STATED PROBLEM: Copy out all lines of the records in which the word "suum" appears.

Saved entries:
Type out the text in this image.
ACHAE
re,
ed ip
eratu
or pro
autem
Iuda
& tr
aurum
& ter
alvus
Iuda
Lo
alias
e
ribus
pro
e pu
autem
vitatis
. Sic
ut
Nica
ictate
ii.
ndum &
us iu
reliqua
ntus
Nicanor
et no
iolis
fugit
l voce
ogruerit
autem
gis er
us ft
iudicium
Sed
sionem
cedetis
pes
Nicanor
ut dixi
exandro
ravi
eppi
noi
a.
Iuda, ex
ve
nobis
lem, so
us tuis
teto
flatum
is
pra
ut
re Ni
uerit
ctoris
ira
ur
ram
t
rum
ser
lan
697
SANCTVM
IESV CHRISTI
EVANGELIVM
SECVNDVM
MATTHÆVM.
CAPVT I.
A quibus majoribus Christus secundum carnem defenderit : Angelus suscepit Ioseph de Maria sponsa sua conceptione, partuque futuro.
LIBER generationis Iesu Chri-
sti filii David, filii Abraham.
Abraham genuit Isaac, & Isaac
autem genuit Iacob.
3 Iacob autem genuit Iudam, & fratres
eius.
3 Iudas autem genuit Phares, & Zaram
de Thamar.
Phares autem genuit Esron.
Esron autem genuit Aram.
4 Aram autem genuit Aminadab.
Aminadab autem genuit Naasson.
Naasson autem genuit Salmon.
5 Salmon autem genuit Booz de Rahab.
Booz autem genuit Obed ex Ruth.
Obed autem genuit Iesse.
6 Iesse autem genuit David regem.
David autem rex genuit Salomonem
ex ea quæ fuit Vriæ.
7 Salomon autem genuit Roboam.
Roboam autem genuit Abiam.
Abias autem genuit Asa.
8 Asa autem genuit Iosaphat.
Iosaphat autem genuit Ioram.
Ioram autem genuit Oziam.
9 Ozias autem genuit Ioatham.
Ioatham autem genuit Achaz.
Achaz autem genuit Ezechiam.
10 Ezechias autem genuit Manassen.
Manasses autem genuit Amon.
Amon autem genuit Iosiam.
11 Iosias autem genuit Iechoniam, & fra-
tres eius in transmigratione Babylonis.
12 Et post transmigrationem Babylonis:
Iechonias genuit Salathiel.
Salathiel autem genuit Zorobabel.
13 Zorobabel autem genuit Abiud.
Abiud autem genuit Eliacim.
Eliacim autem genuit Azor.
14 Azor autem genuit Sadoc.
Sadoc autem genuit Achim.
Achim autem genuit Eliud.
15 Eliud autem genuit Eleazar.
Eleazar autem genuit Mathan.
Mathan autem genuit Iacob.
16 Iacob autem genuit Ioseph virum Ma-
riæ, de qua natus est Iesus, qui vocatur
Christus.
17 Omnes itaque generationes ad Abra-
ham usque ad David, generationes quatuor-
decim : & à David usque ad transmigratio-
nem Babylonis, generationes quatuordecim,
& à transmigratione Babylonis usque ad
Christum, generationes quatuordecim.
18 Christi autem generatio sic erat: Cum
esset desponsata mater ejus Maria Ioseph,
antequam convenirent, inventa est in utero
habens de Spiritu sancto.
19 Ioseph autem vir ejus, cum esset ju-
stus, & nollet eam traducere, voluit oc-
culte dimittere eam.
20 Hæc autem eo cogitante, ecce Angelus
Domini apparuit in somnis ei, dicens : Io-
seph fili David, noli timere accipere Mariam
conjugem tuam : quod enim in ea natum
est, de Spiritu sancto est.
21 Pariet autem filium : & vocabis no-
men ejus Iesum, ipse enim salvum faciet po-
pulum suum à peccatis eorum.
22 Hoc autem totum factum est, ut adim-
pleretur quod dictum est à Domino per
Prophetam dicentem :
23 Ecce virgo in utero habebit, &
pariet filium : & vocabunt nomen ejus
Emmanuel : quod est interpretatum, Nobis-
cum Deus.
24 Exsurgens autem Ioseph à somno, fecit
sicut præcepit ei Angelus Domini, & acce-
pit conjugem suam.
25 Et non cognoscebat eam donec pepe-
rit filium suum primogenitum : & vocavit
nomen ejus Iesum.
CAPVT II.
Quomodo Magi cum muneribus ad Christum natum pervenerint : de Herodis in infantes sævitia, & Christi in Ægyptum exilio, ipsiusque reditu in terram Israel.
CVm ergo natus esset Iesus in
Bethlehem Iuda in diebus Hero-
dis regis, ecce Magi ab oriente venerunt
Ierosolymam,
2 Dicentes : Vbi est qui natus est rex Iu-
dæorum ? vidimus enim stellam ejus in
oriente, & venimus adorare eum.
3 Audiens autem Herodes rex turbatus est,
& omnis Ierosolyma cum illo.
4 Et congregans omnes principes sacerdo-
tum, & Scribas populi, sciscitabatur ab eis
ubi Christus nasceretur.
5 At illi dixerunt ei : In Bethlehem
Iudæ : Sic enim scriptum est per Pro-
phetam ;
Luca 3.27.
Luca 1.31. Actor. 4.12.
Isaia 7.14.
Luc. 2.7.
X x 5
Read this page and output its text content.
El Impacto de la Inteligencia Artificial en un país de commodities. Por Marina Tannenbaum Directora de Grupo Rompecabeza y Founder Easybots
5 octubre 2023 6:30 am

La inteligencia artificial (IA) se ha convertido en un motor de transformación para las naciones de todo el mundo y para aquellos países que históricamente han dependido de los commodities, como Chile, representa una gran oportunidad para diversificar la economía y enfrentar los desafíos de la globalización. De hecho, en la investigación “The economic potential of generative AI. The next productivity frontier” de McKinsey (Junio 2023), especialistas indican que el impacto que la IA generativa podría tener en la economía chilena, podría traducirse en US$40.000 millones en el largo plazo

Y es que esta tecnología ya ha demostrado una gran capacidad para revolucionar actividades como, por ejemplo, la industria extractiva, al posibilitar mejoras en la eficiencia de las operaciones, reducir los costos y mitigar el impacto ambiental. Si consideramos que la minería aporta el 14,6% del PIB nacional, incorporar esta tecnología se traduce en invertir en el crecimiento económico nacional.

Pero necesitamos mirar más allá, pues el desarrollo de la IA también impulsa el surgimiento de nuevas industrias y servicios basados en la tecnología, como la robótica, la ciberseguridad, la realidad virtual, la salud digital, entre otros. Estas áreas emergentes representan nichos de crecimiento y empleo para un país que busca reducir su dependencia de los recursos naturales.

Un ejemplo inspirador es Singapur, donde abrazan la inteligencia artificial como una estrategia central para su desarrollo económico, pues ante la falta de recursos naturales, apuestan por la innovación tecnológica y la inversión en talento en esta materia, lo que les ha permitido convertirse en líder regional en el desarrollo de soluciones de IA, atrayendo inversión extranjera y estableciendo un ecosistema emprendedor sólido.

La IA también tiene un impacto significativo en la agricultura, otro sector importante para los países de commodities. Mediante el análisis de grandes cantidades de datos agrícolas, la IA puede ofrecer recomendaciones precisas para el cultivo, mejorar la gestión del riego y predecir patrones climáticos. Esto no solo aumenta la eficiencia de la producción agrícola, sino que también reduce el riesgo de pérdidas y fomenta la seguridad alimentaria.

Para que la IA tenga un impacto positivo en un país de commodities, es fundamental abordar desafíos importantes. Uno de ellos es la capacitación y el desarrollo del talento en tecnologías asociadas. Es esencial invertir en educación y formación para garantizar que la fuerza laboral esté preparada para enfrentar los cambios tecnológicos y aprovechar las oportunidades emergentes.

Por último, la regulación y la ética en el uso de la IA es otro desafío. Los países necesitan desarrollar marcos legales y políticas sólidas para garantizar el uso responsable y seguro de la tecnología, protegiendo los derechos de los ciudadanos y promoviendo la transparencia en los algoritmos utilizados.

FINISHED ANSWER:
pulum suum à peccatis eorum.
rit filium suum primogenitum : & vocavit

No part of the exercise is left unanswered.